— Start of Records supplied —

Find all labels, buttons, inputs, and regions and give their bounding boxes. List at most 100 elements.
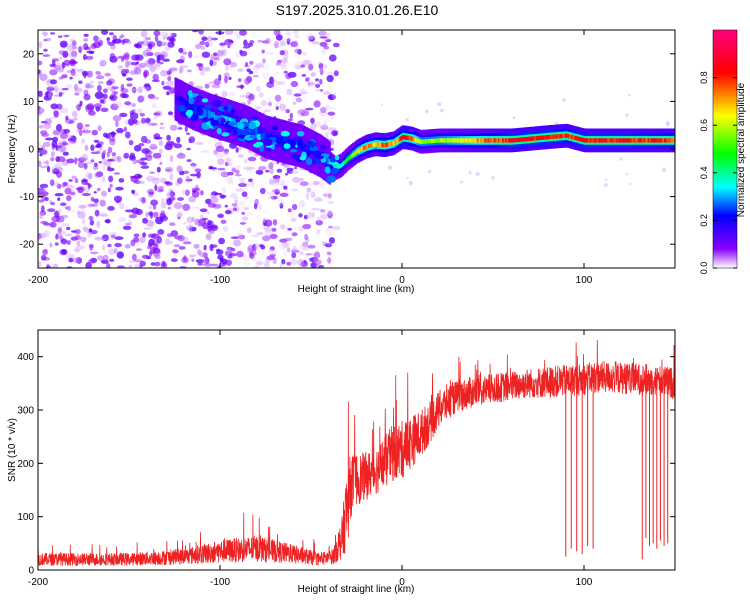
heatmap-noise-cell <box>254 242 260 248</box>
heatmap-ridge-cell <box>258 129 261 138</box>
heatmap-noise-cell <box>222 49 227 56</box>
heatmap-noise-cell <box>96 143 102 148</box>
heatmap-noise-cell <box>243 39 248 47</box>
colorbar-tick-label: 0.6 <box>699 119 709 132</box>
heatmap-noise-cell <box>58 92 63 97</box>
heatmap-ridge-cell <box>326 175 337 183</box>
heatmap-noise-cell <box>327 211 333 219</box>
heatmap-ridge-cell <box>213 112 216 121</box>
heatmap-noise-cell <box>82 124 90 131</box>
heatmap-noise-cell <box>283 185 288 190</box>
heatmap-noise-cell <box>309 181 316 186</box>
heatmap-noise-cell <box>224 157 231 164</box>
heatmap-noise-cell <box>113 91 118 95</box>
heatmap-noise-cell <box>169 191 176 197</box>
heatmap-ridge-cell <box>579 137 582 142</box>
heatmap-noise-cell <box>176 177 183 184</box>
heatmap-ridge-cell <box>644 138 647 143</box>
heatmap-noise-cell <box>47 208 56 213</box>
heatmap-noise-cell <box>107 187 111 193</box>
heatmap-ridge-cell <box>560 134 563 139</box>
heatmap-ridge-cell <box>474 138 477 143</box>
heatmap-ridge-cell <box>509 138 512 143</box>
heatmap-ridge-cell <box>547 135 550 140</box>
heatmap-noise-cell <box>209 56 218 59</box>
heatmap-noise-cell <box>114 242 122 248</box>
heatmap-ridge-cell <box>545 135 548 140</box>
heatmap-noise-cell <box>60 238 68 245</box>
heatmap-noise-cell <box>96 72 102 77</box>
heatmap-noise-cell <box>198 63 204 71</box>
heatmap-ridge-cell <box>202 108 205 117</box>
heatmap-ridge-cell <box>564 133 567 138</box>
heatmap-noise-cell <box>160 202 167 209</box>
heatmap-noise-cell <box>132 119 138 124</box>
heatmap-noise-cell <box>145 211 149 218</box>
heatmap-noise-cell <box>82 54 87 61</box>
heatmap-noise-cell <box>603 183 608 188</box>
heatmap-noise-cell <box>38 199 44 203</box>
heatmap-noise-cell <box>197 262 204 266</box>
heatmap-noise-cell <box>50 103 59 110</box>
heatmap-noise-cell <box>236 250 244 258</box>
heatmap-ridge-cell <box>464 138 467 143</box>
heatmap-noise-cell <box>315 219 323 226</box>
heatmap-noise-cell <box>292 246 297 253</box>
heatmap-noise-cell <box>148 193 153 198</box>
heatmap-noise-cell <box>309 93 315 99</box>
heatmap-noise-cell <box>39 183 49 189</box>
heatmap-noise-cell <box>625 172 628 176</box>
heatmap-noise-cell <box>179 67 183 75</box>
heatmap-ridge-cell <box>558 134 561 139</box>
heatmap-ridge-cell <box>554 134 557 139</box>
heatmap-noise-cell <box>293 35 300 38</box>
heatmap-noise-cell <box>197 249 202 256</box>
heatmap-ridge-cell <box>487 138 490 143</box>
heatmap-noise-cell <box>138 95 147 102</box>
heatmap-ridge-cell <box>265 147 272 152</box>
heatmap-noise-cell <box>251 32 258 36</box>
heatmap-noise-cell <box>424 109 429 114</box>
heatmap-noise-cell <box>230 236 239 239</box>
heatmap-noise-cell <box>222 187 226 193</box>
heatmap-noise-cell <box>81 153 88 161</box>
heatmap-noise-cell <box>74 229 81 235</box>
heatmap-ridge-cell <box>419 139 422 144</box>
y-tick-label: 10 <box>23 97 35 108</box>
heatmap-ridge-cell <box>544 135 547 140</box>
heatmap-noise-cell <box>330 106 336 111</box>
heatmap-ridge-cell <box>202 117 208 123</box>
heatmap-noise-cell <box>158 139 163 147</box>
heatmap-ridge-cell <box>388 142 391 147</box>
snr-panel: -200 -100 0 100 0 100 200 300 400 Height of stra… <box>7 329 676 595</box>
heatmap-noise-cell <box>246 212 253 217</box>
heatmap-noise-cell <box>252 71 258 75</box>
heatmap-noise-cell <box>75 234 81 240</box>
heatmap-ridge-cell <box>355 150 357 155</box>
heatmap-noise-cell <box>223 149 229 155</box>
heatmap-noise-cell <box>319 78 323 85</box>
heatmap-ridge-cell <box>650 138 653 143</box>
heatmap-noise-cell <box>68 258 74 263</box>
heatmap-noise-cell <box>49 242 53 248</box>
heatmap-noise-cell <box>242 255 250 262</box>
heatmap-noise-cell <box>109 183 113 188</box>
heatmap-noise-cell <box>63 128 70 134</box>
heatmap-noise-cell <box>85 172 93 179</box>
heatmap-noise-cell <box>276 81 285 85</box>
heatmap-ridge-cell <box>443 138 446 143</box>
heatmap-ridge-cell <box>507 138 510 143</box>
heatmap-ridge-cell <box>216 128 222 135</box>
heatmap-ridge-cell <box>314 149 317 158</box>
heatmap-noise-cell <box>219 42 226 46</box>
heatmap-noise-cell <box>328 132 335 136</box>
heatmap-noise-cell <box>137 95 145 103</box>
heatmap-noise-cell <box>512 116 516 120</box>
heatmap-ridge-cell <box>406 135 408 140</box>
heatmap-noise-cell <box>241 191 248 197</box>
heatmap-ridge-cell <box>448 138 451 143</box>
heatmap-noise-cell <box>176 153 186 159</box>
heatmap-noise-cell <box>230 192 238 199</box>
heatmap-ridge-cell <box>186 101 189 110</box>
heatmap-noise-cell <box>300 91 309 95</box>
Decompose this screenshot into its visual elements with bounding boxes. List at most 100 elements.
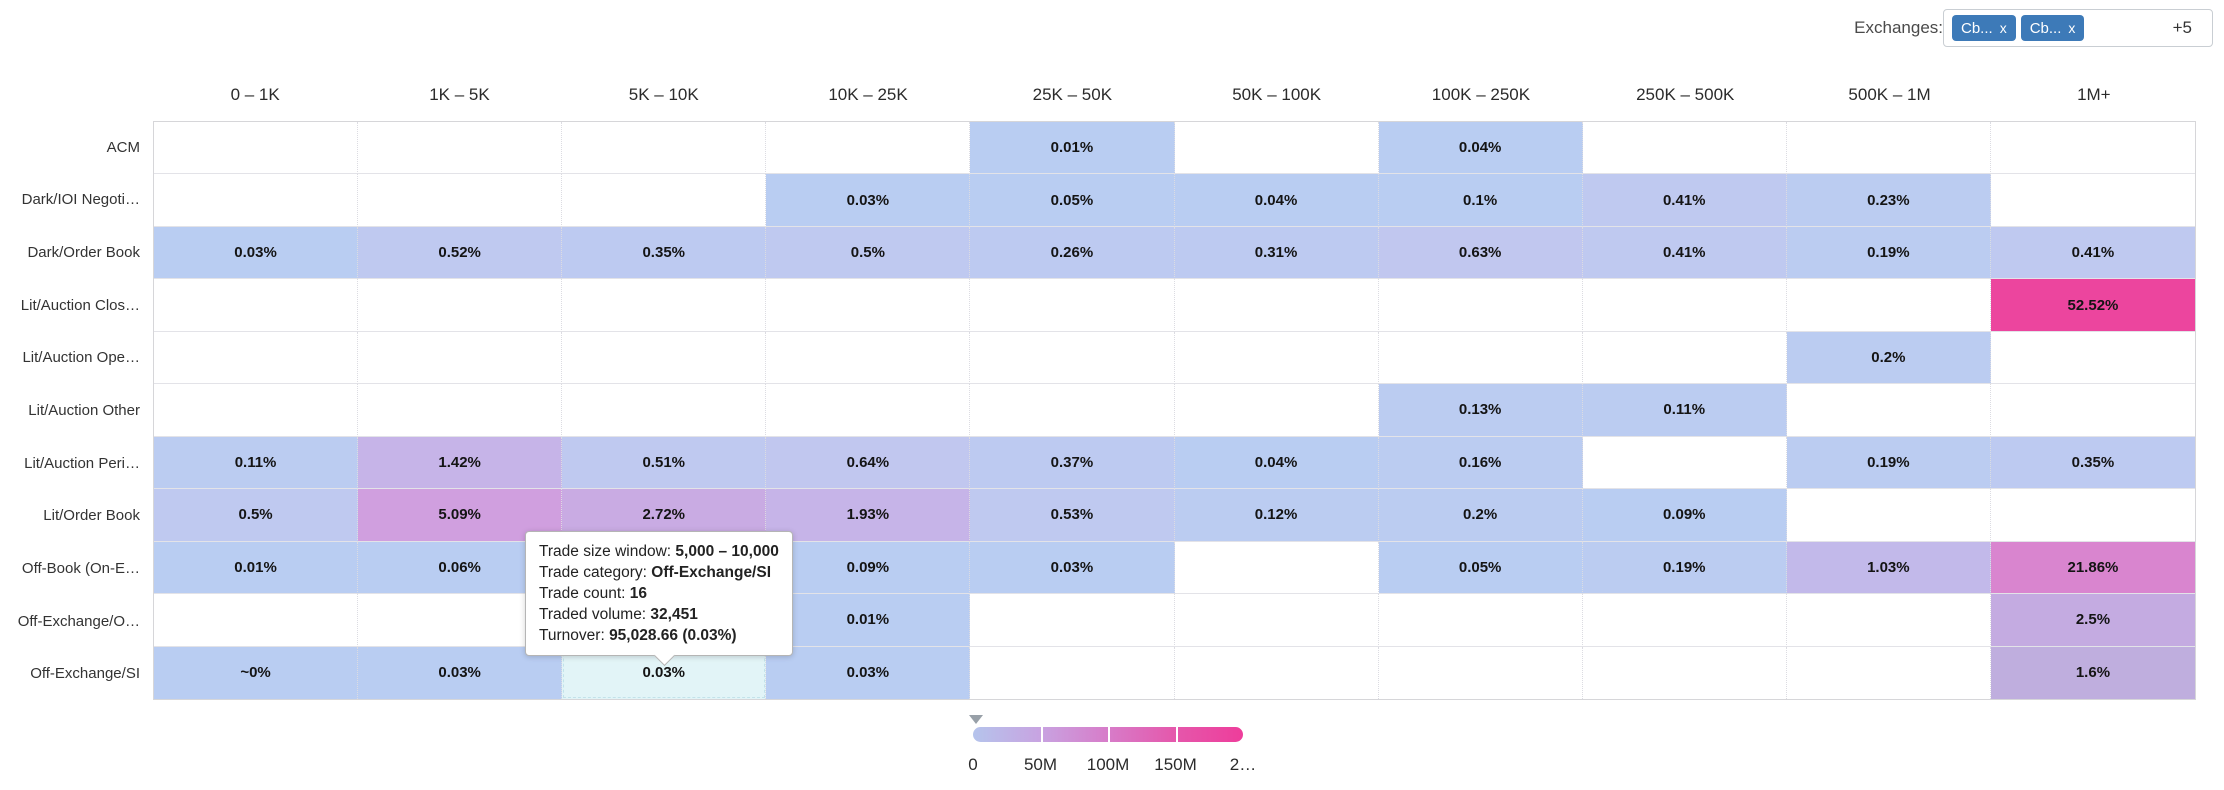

— End of Records supplied —

**Stated exercise**
Switch "heatmap-noise-cell" to "heatmap-noise-tile" everywhere it appears in the records and write all of them out again with nothing else changed. Leave the pictures out.

**Response to the exercise**
Find all labels, buttons, inputs, and regions and give their bounding boxes. List at most 100 elements.
heatmap-noise-tile <box>254 242 260 248</box>
heatmap-ridge-cell <box>258 129 261 138</box>
heatmap-noise-tile <box>222 49 227 56</box>
heatmap-noise-tile <box>96 143 102 148</box>
heatmap-noise-tile <box>243 39 248 47</box>
colorbar-tick-label: 0.6 <box>699 119 709 132</box>
heatmap-noise-tile <box>58 92 63 97</box>
heatmap-ridge-cell <box>326 175 337 183</box>
heatmap-noise-tile <box>327 211 333 219</box>
heatmap-ridge-cell <box>213 112 216 121</box>
heatmap-noise-tile <box>82 124 90 131</box>
heatmap-noise-tile <box>283 185 288 190</box>
heatmap-noise-tile <box>309 181 316 186</box>
heatmap-noise-tile <box>224 157 231 164</box>
heatmap-noise-tile <box>113 91 118 95</box>
heatmap-noise-tile <box>169 191 176 197</box>
heatmap-ridge-cell <box>579 137 582 142</box>
heatmap-noise-tile <box>176 177 183 184</box>
heatmap-ridge-cell <box>644 138 647 143</box>
heatmap-noise-tile <box>47 208 56 213</box>
heatmap-noise-tile <box>107 187 111 193</box>
heatmap-ridge-cell <box>560 134 563 139</box>
heatmap-ridge-cell <box>474 138 477 143</box>
heatmap-ridge-cell <box>509 138 512 143</box>
heatmap-ridge-cell <box>547 135 550 140</box>
heatmap-noise-tile <box>209 56 218 59</box>
heatmap-noise-tile <box>114 242 122 248</box>
heatmap-ridge-cell <box>545 135 548 140</box>
heatmap-noise-tile <box>60 238 68 245</box>
heatmap-noise-tile <box>96 72 102 77</box>
heatmap-noise-tile <box>198 63 204 71</box>
heatmap-ridge-cell <box>202 108 205 117</box>
heatmap-ridge-cell <box>564 133 567 138</box>
heatmap-noise-tile <box>160 202 167 209</box>
heatmap-noise-tile <box>132 119 138 124</box>
heatmap-noise-tile <box>145 211 149 218</box>
heatmap-noise-tile <box>82 54 87 61</box>
heatmap-noise-tile <box>603 183 608 188</box>
heatmap-noise-tile <box>38 199 44 203</box>
heatmap-noise-tile <box>197 262 204 266</box>
heatmap-noise-tile <box>50 103 59 110</box>
heatmap-noise-tile <box>236 250 244 258</box>
heatmap-ridge-cell <box>464 138 467 143</box>
heatmap-noise-tile <box>315 219 323 226</box>
heatmap-noise-tile <box>292 246 297 253</box>
heatmap-noise-tile <box>148 193 153 198</box>
heatmap-noise-tile <box>309 93 315 99</box>
heatmap-noise-tile <box>39 183 49 189</box>
heatmap-noise-tile <box>625 172 628 176</box>
heatmap-noise-tile <box>179 67 183 75</box>
heatmap-ridge-cell <box>558 134 561 139</box>
heatmap-ridge-cell <box>554 134 557 139</box>
heatmap-noise-tile <box>293 35 300 38</box>
heatmap-noise-tile <box>197 249 202 256</box>
heatmap-ridge-cell <box>487 138 490 143</box>
heatmap-noise-tile <box>138 95 147 102</box>
heatmap-ridge-cell <box>265 147 272 152</box>
heatmap-noise-tile <box>251 32 258 36</box>
heatmap-noise-tile <box>424 109 429 114</box>
heatmap-noise-tile <box>230 236 239 239</box>
heatmap-noise-tile <box>222 187 226 193</box>
heatmap-noise-tile <box>81 153 88 161</box>
heatmap-noise-tile <box>74 229 81 235</box>
heatmap-ridge-cell <box>419 139 422 144</box>
y-tick-label: 10 <box>23 97 35 108</box>
heatmap-ridge-cell <box>544 135 547 140</box>
heatmap-noise-tile <box>330 106 336 111</box>
heatmap-ridge-cell <box>202 117 208 123</box>
heatmap-noise-tile <box>158 139 163 147</box>
heatmap-ridge-cell <box>388 142 391 147</box>
snr-panel: -200 -100 0 100 0 100 200 300 400 Height of stra… <box>7 329 676 595</box>
heatmap-noise-tile <box>246 212 253 217</box>
heatmap-noise-tile <box>252 71 258 75</box>
heatmap-noise-tile <box>75 234 81 240</box>
heatmap-ridge-cell <box>355 150 357 155</box>
heatmap-noise-tile <box>223 149 229 155</box>
heatmap-noise-tile <box>319 78 323 85</box>
heatmap-ridge-cell <box>650 138 653 143</box>
heatmap-noise-tile <box>68 258 74 263</box>
heatmap-noise-tile <box>49 242 53 248</box>
heatmap-noise-tile <box>242 255 250 262</box>
heatmap-noise-tile <box>109 183 113 188</box>
heatmap-noise-tile <box>63 128 70 134</box>
heatmap-noise-tile <box>85 172 93 179</box>
heatmap-noise-tile <box>276 81 285 85</box>
heatmap-ridge-cell <box>443 138 446 143</box>
heatmap-ridge-cell <box>507 138 510 143</box>
heatmap-ridge-cell <box>216 128 222 135</box>
heatmap-ridge-cell <box>314 149 317 158</box>
heatmap-noise-tile <box>219 42 226 46</box>
heatmap-noise-tile <box>328 132 335 136</box>
heatmap-noise-tile <box>137 95 145 103</box>
heatmap-noise-tile <box>512 116 516 120</box>
heatmap-ridge-cell <box>406 135 408 140</box>
heatmap-noise-tile <box>241 191 248 197</box>
heatmap-ridge-cell <box>448 138 451 143</box>
heatmap-noise-tile <box>176 153 186 159</box>
heatmap-noise-tile <box>230 192 238 199</box>
heatmap-ridge-cell <box>186 101 189 110</box>
heatmap-noise-tile <box>300 91 309 95</box>
Decompose this screenshot into its visual elements with bounding boxes. List at most 100 elements.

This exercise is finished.